Selected passage
_ _ _ _ _ _ _
Re: /proc/scsi/map

From: Kurt Garloff (garloff@suse.de)
Date: Mon Jun 17 2002 - 15:57:50 EST


Hi Patrick,

On Mon, Jun 17, 2002 at 01:35:34PM -0700, Patrick Mansfield wrote:
> On Sat, Jun 15, 2002 at 03:36:06PM +0200, Kurt Garloff wrote:
> > Life would be easier if the scsi subsystem would just report which SCSI
> > device (uniquely identified by the controller,bus,target,unit tuple) belongs
> > to which high-level device. The information is available in the kernel.
>
> I prefer we refer to the tuple as host, channel, id, lun (H, C, I, L), so
> as to more closely match /proc/scsi/scsi, /proc/scsi/sg, and attached
> messages:

You are refering to the naming of this 4-tuple, right: HCIL vs. CBTU?
I chose for CBTU, because that on's used in devfs. Actually, as you can see
from scsidev, I like HCIL more. But that's a detail the kernel should not
care about. The header line should be removed anyway as Albert remarked.
And helping those people who think that 200 bytes is unacceptable bloat.

[...]
> > 3,0,12,00 0x00 1 sg12 c:15:0c sdf b:08:50
>
> Why not treat each upper layer driver the same? Type is already
> in /proc/scsi/scsi, or implied by the upper level drivers attached.
> Online should really be part of /proc/scsi/scsi.

I'm not sure I know what you mean. The fact that I decided to put
the sg device name first independently of the (potentially) random
order in which high-level drivers are assigned?
_ _ _ _ _ _ _
Please decide whether each statement agrees with the message about /proc/scsi/map, giving yes or no and quoting the words that settle it: (a) Patrick prefers to name the tuple host, channel, id, lun; (b) Kurt chose CBTU because that naming is used in scsidev; (c) Kurt thinks the header line should stay.
_ _ _ _ _ _ _
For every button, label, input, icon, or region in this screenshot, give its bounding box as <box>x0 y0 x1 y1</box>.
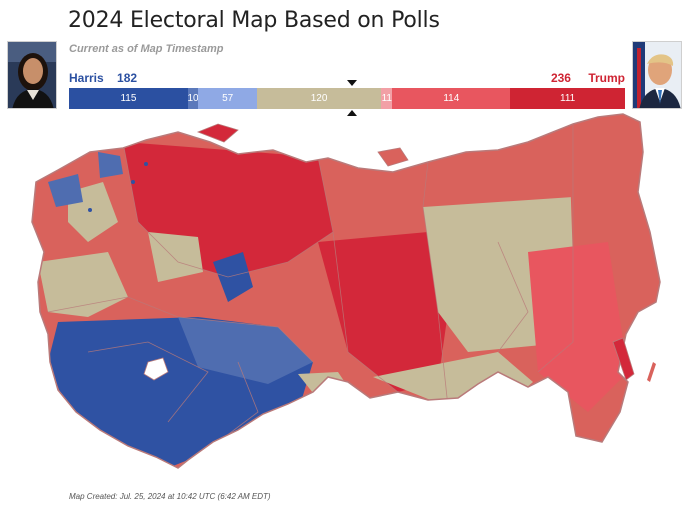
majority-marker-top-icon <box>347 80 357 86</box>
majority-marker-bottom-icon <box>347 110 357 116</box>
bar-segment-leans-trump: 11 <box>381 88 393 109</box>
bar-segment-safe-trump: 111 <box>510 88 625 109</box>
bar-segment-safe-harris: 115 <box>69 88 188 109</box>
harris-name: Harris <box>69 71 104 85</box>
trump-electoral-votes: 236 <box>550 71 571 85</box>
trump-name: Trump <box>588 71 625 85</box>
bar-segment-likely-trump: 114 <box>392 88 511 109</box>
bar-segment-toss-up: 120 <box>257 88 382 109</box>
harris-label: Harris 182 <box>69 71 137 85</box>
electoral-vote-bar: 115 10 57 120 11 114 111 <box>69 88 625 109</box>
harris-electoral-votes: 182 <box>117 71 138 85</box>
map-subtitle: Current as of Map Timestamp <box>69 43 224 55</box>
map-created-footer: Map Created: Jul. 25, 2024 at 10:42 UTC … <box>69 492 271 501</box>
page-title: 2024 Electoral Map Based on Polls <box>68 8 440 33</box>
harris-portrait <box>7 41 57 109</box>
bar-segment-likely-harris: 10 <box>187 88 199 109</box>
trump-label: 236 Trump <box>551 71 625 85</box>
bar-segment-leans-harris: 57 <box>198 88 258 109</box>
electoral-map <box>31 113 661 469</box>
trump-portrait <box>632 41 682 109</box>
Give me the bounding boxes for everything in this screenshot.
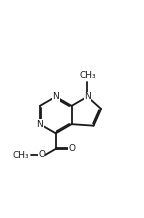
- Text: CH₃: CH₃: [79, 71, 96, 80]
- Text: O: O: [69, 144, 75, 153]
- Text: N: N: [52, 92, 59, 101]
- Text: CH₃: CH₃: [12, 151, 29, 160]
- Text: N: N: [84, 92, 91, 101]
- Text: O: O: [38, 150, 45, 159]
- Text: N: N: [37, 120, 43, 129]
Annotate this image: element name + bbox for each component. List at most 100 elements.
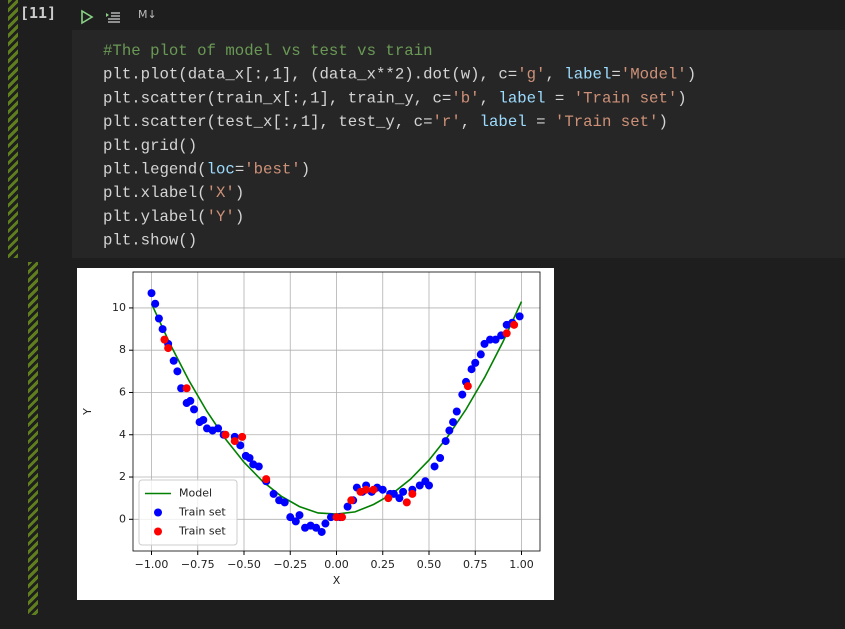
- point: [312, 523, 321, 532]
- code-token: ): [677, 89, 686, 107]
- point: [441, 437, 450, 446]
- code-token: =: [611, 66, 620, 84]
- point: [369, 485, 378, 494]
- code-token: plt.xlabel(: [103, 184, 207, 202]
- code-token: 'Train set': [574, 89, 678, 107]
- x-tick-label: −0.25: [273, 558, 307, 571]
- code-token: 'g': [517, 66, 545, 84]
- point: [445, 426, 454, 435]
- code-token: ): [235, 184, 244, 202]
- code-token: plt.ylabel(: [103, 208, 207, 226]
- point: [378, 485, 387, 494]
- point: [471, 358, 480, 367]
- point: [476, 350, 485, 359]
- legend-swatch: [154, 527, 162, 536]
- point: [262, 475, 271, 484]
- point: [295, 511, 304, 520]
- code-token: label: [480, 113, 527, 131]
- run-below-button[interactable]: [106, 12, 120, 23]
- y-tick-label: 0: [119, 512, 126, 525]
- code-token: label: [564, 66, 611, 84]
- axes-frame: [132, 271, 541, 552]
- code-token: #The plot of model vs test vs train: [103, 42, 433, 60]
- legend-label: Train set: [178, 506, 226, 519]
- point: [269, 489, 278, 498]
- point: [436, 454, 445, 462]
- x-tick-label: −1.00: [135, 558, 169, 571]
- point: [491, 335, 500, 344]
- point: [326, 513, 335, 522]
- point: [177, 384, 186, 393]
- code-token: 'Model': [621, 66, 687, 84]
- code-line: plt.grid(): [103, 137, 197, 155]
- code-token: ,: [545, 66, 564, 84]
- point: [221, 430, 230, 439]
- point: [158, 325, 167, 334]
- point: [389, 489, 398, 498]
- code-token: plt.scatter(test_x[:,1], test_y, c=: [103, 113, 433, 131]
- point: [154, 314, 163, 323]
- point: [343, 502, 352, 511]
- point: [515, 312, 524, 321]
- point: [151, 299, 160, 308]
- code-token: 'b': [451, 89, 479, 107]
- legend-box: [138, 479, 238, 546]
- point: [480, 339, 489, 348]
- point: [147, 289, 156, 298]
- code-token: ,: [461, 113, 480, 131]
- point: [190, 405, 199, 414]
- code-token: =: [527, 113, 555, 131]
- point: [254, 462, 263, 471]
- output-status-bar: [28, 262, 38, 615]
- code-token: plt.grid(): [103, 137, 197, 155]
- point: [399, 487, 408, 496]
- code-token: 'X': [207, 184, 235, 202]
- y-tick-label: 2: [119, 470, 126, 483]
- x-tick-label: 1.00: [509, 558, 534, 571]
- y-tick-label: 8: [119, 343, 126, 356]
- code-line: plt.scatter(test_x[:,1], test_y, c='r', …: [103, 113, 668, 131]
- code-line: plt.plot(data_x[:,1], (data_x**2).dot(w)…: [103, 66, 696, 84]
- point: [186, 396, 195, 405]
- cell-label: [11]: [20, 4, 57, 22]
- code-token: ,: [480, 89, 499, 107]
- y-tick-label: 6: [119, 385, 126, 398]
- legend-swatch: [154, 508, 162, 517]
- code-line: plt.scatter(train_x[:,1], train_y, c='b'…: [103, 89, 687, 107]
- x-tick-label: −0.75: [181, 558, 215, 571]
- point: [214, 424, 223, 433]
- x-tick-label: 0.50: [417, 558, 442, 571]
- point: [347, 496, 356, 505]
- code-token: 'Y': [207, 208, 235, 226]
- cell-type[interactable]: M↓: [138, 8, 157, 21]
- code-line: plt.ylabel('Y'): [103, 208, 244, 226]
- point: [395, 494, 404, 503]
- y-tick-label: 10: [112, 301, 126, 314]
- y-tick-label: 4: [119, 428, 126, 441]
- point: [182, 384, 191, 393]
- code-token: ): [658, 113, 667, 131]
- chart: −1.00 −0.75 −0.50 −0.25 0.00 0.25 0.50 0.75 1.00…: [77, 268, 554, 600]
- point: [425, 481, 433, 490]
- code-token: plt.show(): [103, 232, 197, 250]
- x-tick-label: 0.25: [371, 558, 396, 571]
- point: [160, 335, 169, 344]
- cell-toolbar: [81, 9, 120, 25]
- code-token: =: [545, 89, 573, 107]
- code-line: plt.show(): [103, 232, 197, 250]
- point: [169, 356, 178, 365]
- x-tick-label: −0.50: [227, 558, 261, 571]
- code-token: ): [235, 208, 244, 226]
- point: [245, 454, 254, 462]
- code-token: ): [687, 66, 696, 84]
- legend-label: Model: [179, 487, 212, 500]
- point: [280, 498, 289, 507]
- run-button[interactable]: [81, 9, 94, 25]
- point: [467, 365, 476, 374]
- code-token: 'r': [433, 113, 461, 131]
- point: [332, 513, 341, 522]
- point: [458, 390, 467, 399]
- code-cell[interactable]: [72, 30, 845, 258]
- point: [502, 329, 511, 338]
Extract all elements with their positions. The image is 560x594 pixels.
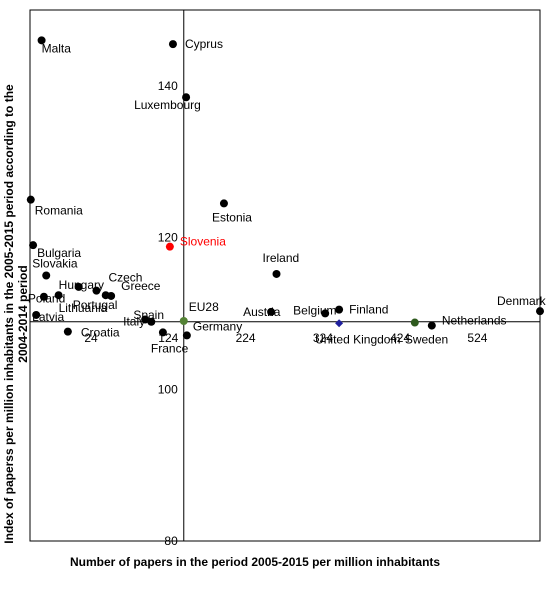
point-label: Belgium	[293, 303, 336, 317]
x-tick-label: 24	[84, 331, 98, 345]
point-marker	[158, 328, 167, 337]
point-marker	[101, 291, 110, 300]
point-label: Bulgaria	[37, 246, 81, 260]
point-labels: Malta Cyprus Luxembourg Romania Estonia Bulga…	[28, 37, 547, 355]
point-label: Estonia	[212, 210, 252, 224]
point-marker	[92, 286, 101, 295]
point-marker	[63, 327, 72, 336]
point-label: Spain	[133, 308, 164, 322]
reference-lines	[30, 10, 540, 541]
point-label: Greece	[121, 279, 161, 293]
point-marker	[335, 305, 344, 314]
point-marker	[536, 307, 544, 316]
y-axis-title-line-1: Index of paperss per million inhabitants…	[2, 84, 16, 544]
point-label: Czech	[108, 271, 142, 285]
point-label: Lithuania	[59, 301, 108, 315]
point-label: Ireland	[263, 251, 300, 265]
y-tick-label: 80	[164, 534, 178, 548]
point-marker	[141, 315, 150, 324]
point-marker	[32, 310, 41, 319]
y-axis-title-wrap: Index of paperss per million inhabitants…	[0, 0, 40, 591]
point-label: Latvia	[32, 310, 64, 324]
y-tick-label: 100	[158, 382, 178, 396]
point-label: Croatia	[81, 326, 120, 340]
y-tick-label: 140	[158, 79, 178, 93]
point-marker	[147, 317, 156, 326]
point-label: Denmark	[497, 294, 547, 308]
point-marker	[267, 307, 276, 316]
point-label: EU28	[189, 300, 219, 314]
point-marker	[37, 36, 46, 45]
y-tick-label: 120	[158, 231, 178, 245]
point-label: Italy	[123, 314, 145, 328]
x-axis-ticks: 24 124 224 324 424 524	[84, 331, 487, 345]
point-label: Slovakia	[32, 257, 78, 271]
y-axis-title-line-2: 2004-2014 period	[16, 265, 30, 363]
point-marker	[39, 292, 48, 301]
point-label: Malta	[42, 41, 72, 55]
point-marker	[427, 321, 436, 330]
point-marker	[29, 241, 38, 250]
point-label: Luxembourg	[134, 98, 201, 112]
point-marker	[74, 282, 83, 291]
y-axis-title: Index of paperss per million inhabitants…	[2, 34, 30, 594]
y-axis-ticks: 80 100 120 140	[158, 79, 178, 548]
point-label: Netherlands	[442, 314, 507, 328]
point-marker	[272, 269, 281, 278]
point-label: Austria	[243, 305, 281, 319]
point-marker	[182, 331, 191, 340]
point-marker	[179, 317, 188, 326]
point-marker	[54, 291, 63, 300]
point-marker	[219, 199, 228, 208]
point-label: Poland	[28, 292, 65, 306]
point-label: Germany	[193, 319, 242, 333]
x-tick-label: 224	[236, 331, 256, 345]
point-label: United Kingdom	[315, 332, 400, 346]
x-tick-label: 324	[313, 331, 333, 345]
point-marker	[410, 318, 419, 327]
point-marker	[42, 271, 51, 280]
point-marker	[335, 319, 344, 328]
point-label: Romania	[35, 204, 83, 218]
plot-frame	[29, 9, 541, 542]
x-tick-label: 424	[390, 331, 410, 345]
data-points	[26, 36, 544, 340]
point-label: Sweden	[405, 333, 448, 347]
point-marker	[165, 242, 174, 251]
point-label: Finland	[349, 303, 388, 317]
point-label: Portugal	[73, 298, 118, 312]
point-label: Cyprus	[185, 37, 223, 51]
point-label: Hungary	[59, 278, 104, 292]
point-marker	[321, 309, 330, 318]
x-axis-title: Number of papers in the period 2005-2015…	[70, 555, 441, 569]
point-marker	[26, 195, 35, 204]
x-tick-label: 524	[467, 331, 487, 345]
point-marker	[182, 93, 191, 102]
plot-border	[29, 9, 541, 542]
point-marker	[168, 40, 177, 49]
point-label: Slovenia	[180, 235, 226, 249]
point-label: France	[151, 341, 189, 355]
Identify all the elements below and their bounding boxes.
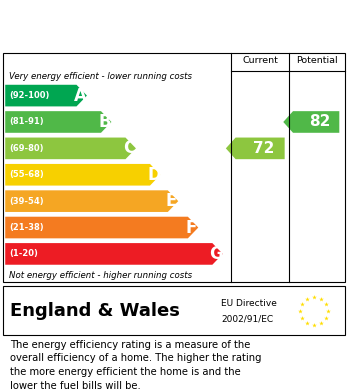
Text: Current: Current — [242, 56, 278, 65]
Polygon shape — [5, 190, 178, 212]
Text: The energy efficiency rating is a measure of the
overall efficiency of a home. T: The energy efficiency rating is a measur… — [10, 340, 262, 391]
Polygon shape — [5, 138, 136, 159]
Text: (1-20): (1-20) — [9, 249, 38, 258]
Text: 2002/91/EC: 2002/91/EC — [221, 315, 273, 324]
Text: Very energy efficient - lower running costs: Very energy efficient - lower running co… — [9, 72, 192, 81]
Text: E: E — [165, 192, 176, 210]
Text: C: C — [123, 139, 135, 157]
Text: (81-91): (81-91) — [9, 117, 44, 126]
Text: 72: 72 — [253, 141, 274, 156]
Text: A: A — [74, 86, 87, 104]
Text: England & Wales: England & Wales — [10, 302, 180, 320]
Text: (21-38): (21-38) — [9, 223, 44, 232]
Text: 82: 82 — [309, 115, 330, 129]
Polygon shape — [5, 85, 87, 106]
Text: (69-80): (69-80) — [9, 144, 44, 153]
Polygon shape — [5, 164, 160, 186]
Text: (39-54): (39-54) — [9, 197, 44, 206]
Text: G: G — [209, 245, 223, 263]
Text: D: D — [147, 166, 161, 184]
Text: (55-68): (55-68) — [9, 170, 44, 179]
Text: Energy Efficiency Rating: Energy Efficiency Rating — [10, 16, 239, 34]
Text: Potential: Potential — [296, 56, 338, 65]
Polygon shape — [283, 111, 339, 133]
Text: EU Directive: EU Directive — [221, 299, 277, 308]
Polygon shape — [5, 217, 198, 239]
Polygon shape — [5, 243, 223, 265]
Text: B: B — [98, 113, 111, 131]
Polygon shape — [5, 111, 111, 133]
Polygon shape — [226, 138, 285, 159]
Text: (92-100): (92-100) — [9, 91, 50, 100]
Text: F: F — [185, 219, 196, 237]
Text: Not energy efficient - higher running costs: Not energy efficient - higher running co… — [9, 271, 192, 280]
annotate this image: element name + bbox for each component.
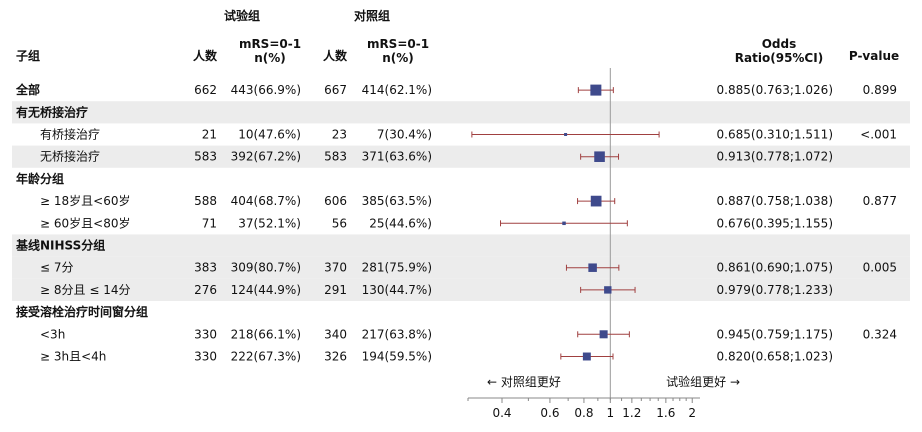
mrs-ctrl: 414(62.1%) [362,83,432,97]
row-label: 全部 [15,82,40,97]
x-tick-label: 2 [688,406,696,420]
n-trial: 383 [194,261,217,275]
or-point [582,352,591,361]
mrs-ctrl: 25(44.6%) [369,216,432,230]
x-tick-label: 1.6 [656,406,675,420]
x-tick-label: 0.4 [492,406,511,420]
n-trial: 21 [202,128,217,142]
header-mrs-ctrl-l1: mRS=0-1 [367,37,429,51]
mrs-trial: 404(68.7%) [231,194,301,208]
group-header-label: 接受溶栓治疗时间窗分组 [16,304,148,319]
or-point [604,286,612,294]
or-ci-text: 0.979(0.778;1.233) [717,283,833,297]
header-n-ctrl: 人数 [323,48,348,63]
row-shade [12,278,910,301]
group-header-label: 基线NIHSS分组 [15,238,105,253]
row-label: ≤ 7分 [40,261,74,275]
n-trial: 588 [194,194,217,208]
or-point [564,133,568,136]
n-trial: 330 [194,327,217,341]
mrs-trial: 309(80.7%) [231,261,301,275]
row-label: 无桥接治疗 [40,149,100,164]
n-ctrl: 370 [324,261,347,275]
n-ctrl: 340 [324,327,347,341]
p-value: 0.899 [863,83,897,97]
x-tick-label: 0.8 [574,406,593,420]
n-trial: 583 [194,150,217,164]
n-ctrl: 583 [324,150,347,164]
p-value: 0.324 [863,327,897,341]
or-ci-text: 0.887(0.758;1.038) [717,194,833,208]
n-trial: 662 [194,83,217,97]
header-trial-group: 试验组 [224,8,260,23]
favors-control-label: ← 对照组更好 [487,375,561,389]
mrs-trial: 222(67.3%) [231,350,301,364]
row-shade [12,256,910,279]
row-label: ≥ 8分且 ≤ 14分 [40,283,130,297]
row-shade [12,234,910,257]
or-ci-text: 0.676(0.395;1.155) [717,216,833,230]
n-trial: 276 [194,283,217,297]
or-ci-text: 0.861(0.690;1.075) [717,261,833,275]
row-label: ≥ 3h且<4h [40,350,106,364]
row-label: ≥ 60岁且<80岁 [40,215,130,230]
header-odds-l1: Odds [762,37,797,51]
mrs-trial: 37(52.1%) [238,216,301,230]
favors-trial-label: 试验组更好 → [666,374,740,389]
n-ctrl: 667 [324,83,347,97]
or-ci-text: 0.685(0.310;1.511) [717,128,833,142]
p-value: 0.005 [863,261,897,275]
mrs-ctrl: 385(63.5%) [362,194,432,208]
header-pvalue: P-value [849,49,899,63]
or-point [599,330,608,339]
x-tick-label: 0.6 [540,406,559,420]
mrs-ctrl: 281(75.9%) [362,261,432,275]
_ _ _ _ _ _ _
Worked answer
(a) Yes: "I prefer we refer to the tuple as host, channel, id, lun (H, C, I, L)"
(b) No: "I chose for CBTU, because that on's used in devfs."
(c) No: "The header line should be removed anyway as Albert remarked."